RECORD LIST =>
◇ ◇ ◇ ◇

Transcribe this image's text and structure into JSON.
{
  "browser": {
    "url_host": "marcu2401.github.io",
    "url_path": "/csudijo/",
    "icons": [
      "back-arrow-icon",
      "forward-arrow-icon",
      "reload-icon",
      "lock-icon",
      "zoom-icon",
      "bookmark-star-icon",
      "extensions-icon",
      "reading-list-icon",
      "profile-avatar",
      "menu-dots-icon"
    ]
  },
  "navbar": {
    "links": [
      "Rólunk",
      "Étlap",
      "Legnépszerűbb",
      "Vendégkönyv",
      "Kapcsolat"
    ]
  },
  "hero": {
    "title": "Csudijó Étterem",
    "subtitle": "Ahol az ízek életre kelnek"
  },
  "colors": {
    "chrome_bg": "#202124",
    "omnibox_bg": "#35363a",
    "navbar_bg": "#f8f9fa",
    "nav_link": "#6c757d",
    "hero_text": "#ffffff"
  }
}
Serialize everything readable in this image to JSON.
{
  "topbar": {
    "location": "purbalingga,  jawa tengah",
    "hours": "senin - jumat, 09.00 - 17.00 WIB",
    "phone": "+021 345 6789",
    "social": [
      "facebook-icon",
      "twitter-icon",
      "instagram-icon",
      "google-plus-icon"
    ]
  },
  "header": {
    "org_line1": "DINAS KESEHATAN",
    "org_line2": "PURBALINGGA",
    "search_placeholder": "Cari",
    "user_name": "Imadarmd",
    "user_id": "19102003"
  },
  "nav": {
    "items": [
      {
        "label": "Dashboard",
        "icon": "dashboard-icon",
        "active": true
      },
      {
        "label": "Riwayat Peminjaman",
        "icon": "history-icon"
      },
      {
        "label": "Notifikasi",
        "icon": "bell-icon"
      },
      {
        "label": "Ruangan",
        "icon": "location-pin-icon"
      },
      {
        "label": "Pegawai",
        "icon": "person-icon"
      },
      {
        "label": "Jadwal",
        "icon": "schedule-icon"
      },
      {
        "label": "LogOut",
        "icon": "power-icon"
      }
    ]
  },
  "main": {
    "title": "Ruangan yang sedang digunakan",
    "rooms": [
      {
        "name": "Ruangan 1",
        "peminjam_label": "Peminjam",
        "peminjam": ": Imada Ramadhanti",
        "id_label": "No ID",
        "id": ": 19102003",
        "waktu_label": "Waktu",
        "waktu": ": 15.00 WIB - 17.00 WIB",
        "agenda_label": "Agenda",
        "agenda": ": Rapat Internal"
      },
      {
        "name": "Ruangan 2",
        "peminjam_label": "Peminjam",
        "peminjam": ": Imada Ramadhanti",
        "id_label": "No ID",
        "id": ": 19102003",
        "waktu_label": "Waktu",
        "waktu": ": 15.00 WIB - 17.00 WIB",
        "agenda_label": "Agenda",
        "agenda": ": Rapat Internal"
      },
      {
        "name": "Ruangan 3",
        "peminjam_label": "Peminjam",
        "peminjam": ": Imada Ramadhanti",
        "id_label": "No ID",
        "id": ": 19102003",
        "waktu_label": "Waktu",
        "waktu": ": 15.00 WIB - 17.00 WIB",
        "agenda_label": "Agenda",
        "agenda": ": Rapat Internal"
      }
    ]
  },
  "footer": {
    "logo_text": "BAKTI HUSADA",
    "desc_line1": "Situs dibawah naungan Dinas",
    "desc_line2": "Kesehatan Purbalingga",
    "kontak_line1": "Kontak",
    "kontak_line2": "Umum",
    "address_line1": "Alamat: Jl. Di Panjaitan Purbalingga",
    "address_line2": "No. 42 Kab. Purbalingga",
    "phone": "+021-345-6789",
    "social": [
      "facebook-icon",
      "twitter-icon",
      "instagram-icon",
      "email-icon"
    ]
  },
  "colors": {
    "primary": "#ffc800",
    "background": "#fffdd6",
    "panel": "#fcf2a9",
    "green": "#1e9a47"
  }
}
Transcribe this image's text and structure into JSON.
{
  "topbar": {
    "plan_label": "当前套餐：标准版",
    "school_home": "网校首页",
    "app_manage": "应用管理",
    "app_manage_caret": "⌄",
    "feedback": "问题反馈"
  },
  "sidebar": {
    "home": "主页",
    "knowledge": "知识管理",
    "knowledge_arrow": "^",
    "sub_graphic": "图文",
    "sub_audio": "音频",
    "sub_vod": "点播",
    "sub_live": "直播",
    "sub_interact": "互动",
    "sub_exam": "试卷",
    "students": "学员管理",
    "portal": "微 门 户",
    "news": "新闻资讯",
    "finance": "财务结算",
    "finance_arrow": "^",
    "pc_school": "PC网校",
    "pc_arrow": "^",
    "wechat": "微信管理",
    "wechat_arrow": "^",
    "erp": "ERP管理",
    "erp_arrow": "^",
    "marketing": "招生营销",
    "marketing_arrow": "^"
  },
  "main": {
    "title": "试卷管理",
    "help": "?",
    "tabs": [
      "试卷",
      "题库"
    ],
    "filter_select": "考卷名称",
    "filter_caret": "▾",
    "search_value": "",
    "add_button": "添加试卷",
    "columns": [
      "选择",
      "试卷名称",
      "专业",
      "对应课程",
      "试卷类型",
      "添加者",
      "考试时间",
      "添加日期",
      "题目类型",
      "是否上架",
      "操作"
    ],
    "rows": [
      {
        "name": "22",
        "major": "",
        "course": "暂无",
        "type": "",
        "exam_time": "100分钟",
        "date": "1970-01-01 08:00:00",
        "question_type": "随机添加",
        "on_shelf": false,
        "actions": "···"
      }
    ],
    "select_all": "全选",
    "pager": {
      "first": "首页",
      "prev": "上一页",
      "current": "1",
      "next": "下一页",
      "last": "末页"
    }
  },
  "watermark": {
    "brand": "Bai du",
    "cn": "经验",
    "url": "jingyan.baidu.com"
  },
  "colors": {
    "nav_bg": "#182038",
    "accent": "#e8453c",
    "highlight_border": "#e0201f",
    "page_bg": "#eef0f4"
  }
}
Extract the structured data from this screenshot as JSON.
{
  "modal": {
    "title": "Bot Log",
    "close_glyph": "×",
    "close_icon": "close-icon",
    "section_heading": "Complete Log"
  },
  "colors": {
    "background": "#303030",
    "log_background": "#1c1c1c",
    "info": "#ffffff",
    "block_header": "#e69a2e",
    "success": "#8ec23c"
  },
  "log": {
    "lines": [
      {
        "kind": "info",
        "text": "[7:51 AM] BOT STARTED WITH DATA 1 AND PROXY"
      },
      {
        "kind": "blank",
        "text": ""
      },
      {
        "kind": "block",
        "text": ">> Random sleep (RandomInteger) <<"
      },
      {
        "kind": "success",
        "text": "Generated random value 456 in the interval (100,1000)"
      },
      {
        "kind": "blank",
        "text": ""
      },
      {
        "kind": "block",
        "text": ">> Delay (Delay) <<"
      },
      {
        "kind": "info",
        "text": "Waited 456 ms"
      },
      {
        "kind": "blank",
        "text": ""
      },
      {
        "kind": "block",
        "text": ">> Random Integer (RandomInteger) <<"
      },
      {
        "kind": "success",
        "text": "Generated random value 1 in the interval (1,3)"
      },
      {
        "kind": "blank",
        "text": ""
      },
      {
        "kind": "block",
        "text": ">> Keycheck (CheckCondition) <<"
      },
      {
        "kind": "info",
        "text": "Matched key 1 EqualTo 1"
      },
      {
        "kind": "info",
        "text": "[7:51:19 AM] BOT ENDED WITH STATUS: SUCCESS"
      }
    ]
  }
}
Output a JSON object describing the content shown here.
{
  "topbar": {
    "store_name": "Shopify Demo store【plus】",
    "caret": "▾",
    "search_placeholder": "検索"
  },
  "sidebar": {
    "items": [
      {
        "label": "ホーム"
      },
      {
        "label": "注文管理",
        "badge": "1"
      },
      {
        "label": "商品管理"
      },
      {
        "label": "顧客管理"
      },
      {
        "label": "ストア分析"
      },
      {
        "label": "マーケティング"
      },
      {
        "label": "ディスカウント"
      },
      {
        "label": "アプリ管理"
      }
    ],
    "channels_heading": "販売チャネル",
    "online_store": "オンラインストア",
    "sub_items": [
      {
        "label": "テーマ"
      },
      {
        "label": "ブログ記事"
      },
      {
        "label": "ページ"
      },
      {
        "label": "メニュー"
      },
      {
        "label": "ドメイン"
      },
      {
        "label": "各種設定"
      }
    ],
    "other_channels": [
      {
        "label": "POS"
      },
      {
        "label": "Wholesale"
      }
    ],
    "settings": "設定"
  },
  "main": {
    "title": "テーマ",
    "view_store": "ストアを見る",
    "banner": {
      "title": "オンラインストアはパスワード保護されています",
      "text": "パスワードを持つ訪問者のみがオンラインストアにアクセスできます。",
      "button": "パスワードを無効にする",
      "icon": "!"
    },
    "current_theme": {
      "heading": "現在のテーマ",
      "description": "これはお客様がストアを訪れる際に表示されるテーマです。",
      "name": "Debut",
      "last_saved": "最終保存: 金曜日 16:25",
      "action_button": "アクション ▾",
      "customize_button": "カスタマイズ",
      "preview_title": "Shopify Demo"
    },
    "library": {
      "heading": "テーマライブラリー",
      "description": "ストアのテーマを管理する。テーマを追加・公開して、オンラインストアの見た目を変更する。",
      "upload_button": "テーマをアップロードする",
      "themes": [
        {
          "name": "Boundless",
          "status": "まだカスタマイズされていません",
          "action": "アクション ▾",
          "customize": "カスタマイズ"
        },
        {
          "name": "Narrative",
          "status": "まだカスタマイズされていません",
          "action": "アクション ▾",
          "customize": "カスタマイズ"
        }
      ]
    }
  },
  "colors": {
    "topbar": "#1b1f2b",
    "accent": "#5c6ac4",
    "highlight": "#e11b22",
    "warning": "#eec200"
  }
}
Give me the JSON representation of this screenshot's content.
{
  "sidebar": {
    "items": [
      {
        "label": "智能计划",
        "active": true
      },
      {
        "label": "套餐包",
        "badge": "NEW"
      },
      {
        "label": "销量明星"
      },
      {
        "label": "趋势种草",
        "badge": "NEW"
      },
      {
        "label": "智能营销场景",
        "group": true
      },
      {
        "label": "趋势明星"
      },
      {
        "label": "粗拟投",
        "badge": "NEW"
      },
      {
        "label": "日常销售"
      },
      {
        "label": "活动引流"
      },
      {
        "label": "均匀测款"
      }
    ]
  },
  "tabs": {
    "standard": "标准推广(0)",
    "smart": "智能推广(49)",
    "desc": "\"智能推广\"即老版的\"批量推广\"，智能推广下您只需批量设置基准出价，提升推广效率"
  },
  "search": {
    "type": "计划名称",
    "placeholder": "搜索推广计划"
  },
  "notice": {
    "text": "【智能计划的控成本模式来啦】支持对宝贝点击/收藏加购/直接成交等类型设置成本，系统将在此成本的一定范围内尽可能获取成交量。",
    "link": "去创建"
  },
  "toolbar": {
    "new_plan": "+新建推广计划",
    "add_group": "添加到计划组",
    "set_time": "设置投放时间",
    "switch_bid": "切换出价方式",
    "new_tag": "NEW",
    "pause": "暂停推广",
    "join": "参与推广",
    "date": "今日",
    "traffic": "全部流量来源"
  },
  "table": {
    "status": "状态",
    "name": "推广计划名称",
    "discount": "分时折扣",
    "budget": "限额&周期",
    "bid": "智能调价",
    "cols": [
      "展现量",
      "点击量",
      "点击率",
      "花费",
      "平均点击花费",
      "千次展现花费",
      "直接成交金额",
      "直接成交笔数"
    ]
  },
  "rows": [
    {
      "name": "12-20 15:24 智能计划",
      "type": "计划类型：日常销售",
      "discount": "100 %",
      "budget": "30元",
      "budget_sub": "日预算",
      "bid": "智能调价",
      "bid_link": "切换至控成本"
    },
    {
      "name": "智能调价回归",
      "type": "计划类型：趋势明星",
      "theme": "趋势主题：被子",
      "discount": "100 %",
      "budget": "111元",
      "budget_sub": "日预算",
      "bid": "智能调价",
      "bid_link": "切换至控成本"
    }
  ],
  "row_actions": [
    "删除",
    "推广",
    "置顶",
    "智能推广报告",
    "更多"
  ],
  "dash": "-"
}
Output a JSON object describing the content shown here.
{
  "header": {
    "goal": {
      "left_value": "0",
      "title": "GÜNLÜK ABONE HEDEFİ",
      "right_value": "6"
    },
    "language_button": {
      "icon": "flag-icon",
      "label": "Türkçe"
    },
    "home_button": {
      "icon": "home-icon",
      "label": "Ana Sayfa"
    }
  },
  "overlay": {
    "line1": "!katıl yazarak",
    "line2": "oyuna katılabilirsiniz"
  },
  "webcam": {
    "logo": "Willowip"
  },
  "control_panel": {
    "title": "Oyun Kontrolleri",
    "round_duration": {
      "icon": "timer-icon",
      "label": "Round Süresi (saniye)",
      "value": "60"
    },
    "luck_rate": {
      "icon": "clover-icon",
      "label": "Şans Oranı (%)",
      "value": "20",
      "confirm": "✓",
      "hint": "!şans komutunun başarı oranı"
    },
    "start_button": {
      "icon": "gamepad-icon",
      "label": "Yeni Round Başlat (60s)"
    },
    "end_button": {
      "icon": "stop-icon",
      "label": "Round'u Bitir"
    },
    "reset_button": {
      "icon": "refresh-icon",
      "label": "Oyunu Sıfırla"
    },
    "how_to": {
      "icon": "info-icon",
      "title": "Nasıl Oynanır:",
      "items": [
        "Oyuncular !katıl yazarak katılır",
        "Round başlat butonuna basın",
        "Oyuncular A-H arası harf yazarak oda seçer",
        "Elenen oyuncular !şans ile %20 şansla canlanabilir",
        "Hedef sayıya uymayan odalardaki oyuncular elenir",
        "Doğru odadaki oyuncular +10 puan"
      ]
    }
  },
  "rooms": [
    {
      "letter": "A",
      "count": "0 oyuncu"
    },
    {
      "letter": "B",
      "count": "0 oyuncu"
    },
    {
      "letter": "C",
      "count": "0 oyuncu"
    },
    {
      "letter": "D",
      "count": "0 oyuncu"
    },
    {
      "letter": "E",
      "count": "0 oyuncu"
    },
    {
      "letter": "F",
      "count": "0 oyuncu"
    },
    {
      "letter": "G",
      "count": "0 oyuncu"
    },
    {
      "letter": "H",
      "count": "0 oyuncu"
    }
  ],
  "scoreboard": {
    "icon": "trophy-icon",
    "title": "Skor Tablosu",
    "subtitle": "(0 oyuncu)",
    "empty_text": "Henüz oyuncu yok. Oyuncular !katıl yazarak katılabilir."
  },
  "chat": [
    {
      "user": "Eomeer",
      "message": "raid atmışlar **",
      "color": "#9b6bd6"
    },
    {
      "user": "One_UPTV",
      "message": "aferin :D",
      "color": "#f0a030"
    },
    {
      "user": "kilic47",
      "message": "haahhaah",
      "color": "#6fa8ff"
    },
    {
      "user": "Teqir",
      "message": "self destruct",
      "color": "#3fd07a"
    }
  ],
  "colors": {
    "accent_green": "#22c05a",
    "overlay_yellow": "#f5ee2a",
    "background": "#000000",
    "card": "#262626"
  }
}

◇ ◇ ◇ ◇

STATED TASK => Whichever lines contain the string "Shopify", select and copy them.

EXERCISE ANSWER =>
    "store_name": "Shopify Demo store【plus】",
      "preview_title": "Shopify Demo"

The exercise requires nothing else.